START SOURCE MATERIAL

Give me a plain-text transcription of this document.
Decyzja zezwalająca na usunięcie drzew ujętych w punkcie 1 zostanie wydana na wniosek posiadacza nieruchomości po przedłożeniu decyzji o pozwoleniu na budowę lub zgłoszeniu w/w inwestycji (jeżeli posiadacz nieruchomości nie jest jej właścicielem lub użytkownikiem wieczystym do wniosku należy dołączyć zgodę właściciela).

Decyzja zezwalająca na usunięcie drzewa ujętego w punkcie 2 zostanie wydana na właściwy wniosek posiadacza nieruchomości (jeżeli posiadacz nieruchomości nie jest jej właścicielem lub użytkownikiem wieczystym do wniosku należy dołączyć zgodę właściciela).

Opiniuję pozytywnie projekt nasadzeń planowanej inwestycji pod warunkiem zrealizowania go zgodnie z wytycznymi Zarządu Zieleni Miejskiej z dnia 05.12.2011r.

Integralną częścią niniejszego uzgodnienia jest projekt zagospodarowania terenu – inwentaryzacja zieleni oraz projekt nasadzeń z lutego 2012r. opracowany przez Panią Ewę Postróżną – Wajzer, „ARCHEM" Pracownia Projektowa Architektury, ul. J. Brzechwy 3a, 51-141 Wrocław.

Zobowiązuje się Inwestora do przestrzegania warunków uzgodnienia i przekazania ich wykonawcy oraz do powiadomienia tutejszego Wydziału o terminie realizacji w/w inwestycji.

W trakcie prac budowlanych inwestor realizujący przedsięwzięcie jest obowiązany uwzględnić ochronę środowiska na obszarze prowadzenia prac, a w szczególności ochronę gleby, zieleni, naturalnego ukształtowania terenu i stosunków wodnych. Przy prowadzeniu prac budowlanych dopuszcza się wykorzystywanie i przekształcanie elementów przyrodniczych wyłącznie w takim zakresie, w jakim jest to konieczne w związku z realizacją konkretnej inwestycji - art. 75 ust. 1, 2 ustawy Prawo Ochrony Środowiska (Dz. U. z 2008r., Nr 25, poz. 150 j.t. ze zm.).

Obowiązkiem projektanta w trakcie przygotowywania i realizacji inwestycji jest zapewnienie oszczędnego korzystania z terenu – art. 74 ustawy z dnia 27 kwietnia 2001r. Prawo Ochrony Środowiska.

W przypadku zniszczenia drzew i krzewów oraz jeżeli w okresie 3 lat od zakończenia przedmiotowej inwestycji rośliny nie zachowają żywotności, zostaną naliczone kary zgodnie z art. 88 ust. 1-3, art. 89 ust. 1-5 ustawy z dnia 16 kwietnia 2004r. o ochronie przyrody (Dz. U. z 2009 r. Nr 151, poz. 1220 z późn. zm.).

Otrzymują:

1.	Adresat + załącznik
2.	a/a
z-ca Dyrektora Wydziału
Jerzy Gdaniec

END SOURCE MATERIAL

_WHAT IS ASKED_. Where a line above contains the word "Wydziału", copy that line.

_ANSWER TO THIS EXERCISE_.
Zobowiązuje się Inwestora do przestrzegania warunków uzgodnienia i przekazania ich wykonawcy oraz do powiadomienia tutejszego Wydziału o terminie realizacji w/w inwestycji.
z-ca Dyrektora Wydziału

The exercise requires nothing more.